Task description:
Copy all lines below containing "主题口算".

......

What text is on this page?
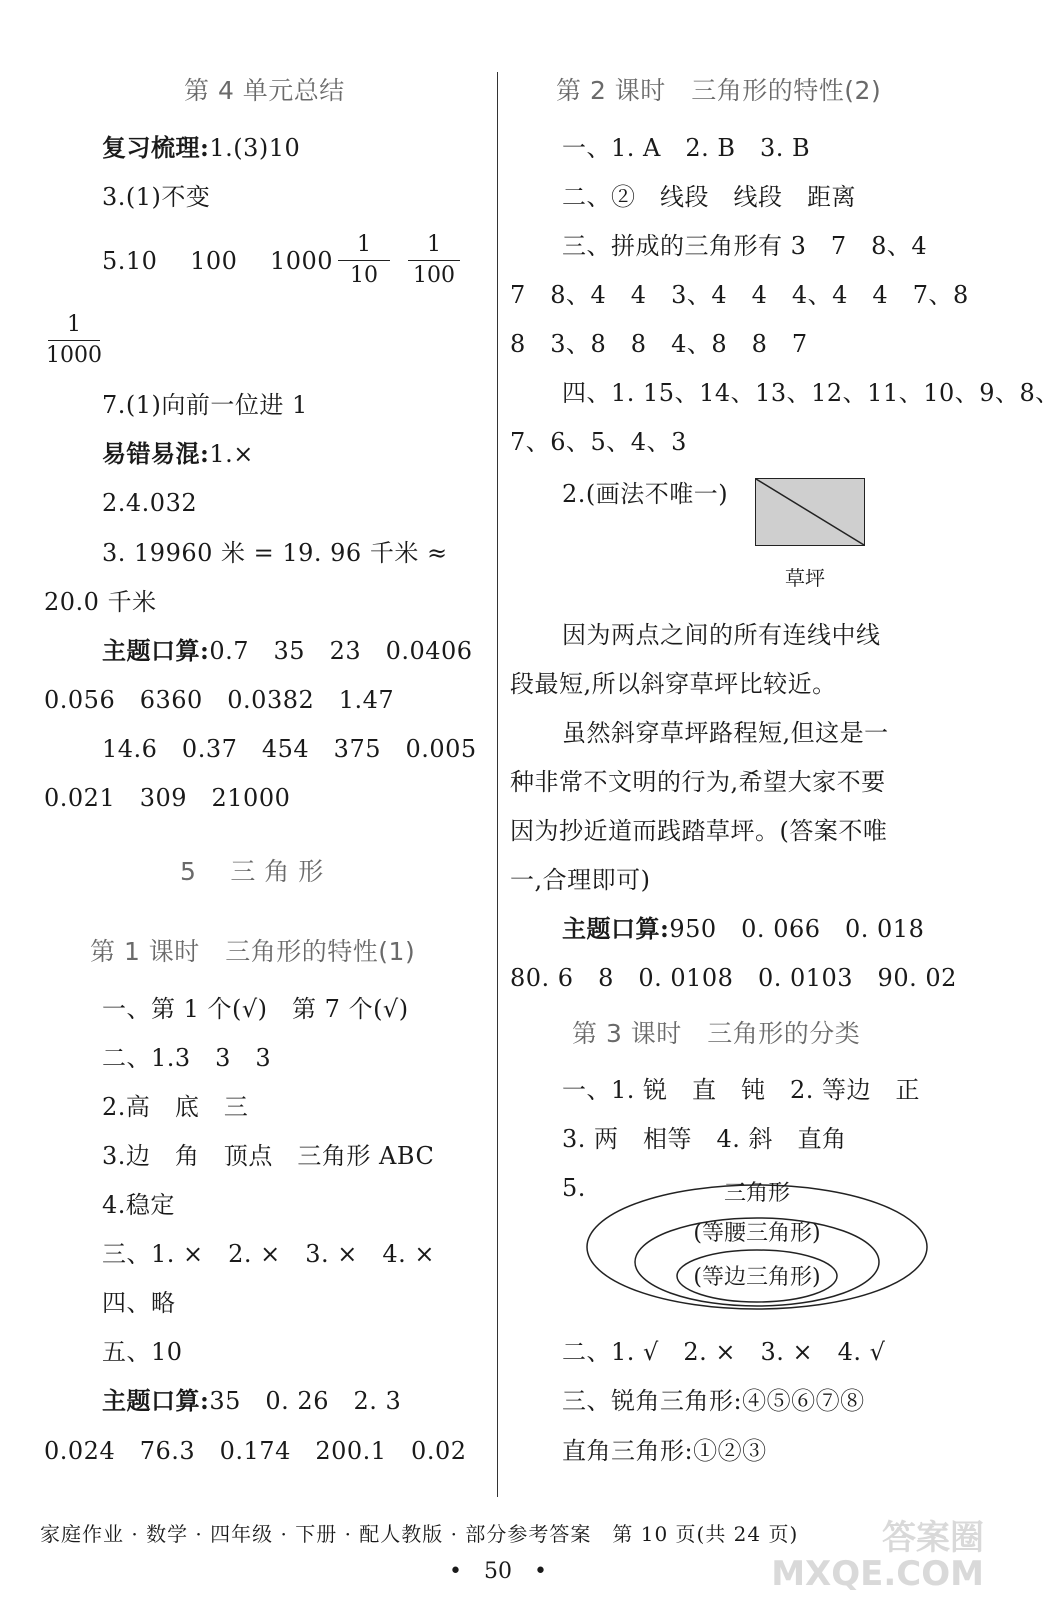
第 4 单元总结
复习梳理:1.(3)10
3.(1)不变
5.10　 100　 1000
1
10
1
100
1
1000
7.(1)向前一位进 1
易错易混:1.×
2.4.032
3. 19960 米 = 19. 96 千米 ≈
20.0 千米
主题口算:0.7　35　23　0.0406
0.056　6360　0.0382　1.47
14.6　0.37　454　375　0.005
0.021　309　21000
5　 三 角 形
第 1 课时　三角形的特性(1)
一、第 1 个(√)　第 7 个(√)
二、1.3　3　3
2.高　底　三
3.边　角　顶点　三角形 ABC
4.稳定
三、1. ×　2. ×　3. ×　4. ×
四、略
五、10
主题口算:35　0. 26　2. 3
0.024　76.3　0.174　200.1　0.02
第 2 课时　三角形的特性(2)
一、1. A　2. B　3. B
二、②　线段　线段　距离
三、拼成的三角形有 3　7　8、4
7　8、4　4　3、4　4　4、4　4　7、8
8　3、8　8　4、8　8　7
四、1. 15、14、13、12、11、10、9、8、
7、6、5、4、3
2.(画法不唯一)
因为两点之间的所有连线中线
段最短,所以斜穿草坪比较近。
虽然斜穿草坪路程短,但这是一
种非常不文明的行为,希望大家不要
因为抄近道而践踏草坪。(答案不唯
一,合理即可)
主题口算:950　0. 066　0. 018
80. 6　8　0. 0108　0. 0103　90. 02
第 3 课时　三角形的分类
一、1. 锐　直　钝　2. 等边　正
3. 两　相等　4. 斜　直角
5.
二、1. √　2. ×　3. ×　4. √
三、锐角三角形:④⑤⑥⑦⑧
直角三角形:①②③
草坪
三角形
(等腰三角形)
(等边三角形)
家庭作业 · 数学 · 四年级 · 下册 · 配人教版 · 部分参考答案　第 10 页(共 24 页)
•　50　•
答案圈
MXQE.COM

......

Solved problem:
主题口算:0.7　35　23　0.0406
主题口算:35　0. 26　2. 3
主题口算:950　0. 066　0. 018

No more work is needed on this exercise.